● **Material for this task**
........

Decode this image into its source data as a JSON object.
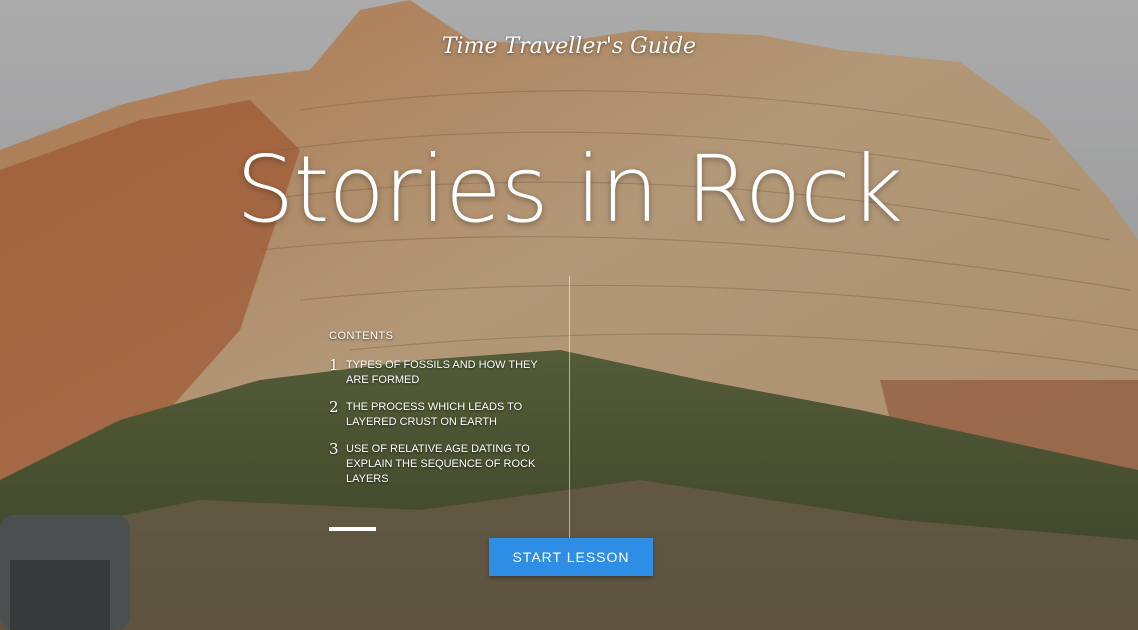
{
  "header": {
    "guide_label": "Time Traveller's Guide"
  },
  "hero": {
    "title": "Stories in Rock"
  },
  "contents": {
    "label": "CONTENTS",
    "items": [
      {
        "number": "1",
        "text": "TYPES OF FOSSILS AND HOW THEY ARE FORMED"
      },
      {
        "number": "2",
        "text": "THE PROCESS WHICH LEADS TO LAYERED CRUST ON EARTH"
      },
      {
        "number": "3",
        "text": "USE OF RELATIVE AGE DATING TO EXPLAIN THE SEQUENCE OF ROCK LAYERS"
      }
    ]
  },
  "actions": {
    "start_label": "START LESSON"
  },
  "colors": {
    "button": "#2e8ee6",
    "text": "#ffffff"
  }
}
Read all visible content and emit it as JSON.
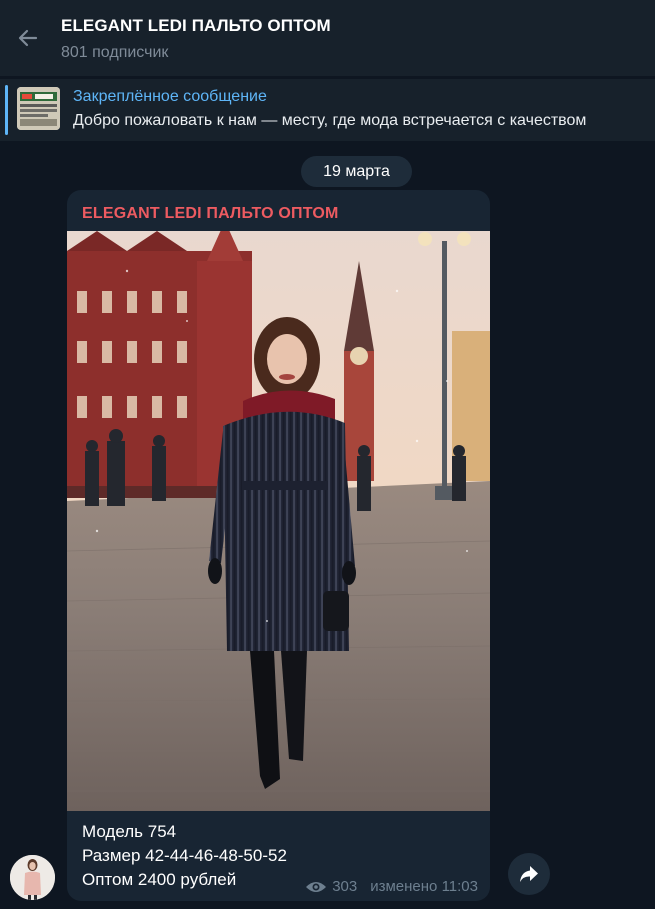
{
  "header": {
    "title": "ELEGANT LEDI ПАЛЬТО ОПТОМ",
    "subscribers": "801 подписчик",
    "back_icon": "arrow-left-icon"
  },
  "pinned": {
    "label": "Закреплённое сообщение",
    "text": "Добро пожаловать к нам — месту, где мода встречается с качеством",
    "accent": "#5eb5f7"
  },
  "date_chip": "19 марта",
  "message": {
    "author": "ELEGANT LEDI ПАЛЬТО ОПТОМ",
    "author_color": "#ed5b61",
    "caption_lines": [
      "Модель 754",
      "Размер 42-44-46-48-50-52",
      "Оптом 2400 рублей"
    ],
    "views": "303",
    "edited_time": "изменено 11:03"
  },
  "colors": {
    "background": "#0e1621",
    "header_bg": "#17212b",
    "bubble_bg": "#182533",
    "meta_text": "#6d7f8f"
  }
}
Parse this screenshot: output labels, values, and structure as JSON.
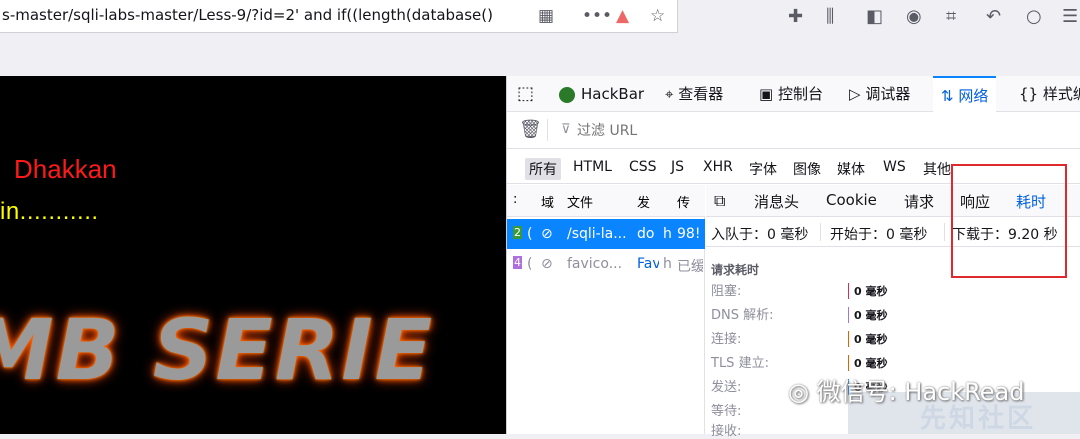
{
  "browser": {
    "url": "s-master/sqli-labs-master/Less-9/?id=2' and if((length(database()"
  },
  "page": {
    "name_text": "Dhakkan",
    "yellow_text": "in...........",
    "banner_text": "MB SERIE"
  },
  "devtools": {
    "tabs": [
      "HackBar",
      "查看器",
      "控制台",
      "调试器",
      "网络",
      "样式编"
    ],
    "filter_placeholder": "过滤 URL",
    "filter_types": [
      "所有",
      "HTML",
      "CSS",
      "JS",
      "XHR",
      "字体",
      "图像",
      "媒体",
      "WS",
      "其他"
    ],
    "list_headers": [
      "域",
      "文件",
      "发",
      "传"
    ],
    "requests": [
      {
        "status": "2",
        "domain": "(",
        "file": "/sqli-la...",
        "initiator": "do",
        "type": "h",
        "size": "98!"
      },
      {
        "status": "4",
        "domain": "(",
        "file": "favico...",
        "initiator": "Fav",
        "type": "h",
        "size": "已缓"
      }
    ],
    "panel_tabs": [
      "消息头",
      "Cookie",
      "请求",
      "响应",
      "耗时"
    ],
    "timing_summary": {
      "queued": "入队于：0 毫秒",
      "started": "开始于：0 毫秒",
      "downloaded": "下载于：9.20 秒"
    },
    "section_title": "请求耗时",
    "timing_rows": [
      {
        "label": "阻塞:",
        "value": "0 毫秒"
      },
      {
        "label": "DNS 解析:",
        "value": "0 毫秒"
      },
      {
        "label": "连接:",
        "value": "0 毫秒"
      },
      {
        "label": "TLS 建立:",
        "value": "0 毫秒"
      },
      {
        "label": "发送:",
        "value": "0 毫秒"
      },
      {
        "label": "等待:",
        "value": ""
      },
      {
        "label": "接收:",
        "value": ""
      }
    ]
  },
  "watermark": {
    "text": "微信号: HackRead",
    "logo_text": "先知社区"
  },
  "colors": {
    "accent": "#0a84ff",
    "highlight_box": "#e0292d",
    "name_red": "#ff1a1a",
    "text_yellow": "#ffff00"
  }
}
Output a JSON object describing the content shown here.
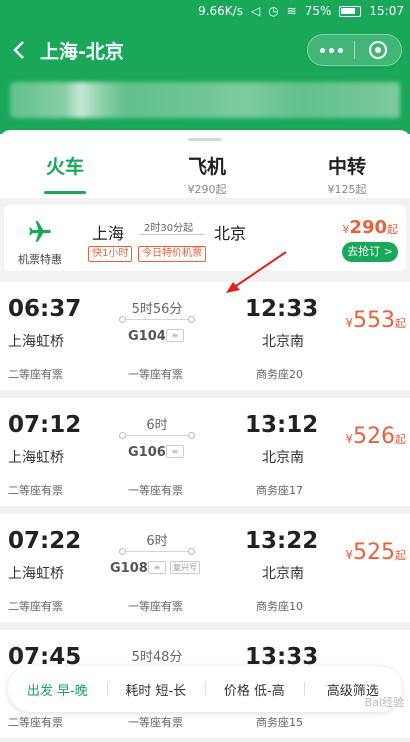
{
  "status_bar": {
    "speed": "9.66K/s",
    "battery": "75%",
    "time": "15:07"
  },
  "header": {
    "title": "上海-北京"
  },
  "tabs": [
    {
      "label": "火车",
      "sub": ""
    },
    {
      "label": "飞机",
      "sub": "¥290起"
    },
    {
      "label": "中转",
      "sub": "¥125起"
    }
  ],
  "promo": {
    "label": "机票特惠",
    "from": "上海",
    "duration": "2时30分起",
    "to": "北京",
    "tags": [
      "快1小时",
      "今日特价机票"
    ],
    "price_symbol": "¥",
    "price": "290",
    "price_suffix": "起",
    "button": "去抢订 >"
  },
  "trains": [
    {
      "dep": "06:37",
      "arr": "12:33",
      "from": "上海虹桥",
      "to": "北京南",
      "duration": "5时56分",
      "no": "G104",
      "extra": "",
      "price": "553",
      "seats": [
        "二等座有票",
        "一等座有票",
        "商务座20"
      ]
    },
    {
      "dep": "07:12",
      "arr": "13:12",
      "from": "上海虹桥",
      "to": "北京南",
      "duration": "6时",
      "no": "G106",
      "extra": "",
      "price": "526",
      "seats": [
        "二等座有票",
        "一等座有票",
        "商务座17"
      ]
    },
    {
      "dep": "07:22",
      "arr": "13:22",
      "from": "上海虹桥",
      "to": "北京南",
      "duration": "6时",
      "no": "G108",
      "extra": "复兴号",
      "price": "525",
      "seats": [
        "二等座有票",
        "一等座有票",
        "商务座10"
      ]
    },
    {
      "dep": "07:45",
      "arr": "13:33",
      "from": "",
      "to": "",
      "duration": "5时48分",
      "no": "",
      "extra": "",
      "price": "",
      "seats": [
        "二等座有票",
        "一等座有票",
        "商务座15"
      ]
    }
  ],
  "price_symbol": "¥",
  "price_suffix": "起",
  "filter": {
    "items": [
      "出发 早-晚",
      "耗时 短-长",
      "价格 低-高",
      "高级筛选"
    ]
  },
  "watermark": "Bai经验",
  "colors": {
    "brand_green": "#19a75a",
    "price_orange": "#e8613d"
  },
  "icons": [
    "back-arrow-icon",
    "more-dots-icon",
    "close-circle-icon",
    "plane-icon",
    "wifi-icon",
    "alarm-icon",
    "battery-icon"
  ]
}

........

● **Exercise prompt**
Pull out each line holding the string "duration".

● **Answer to this task**
    "duration": "2时30分起",
      "duration": "5时56分",
      "duration": "6时",
      "duration": "6时",
      "duration": "5时48分",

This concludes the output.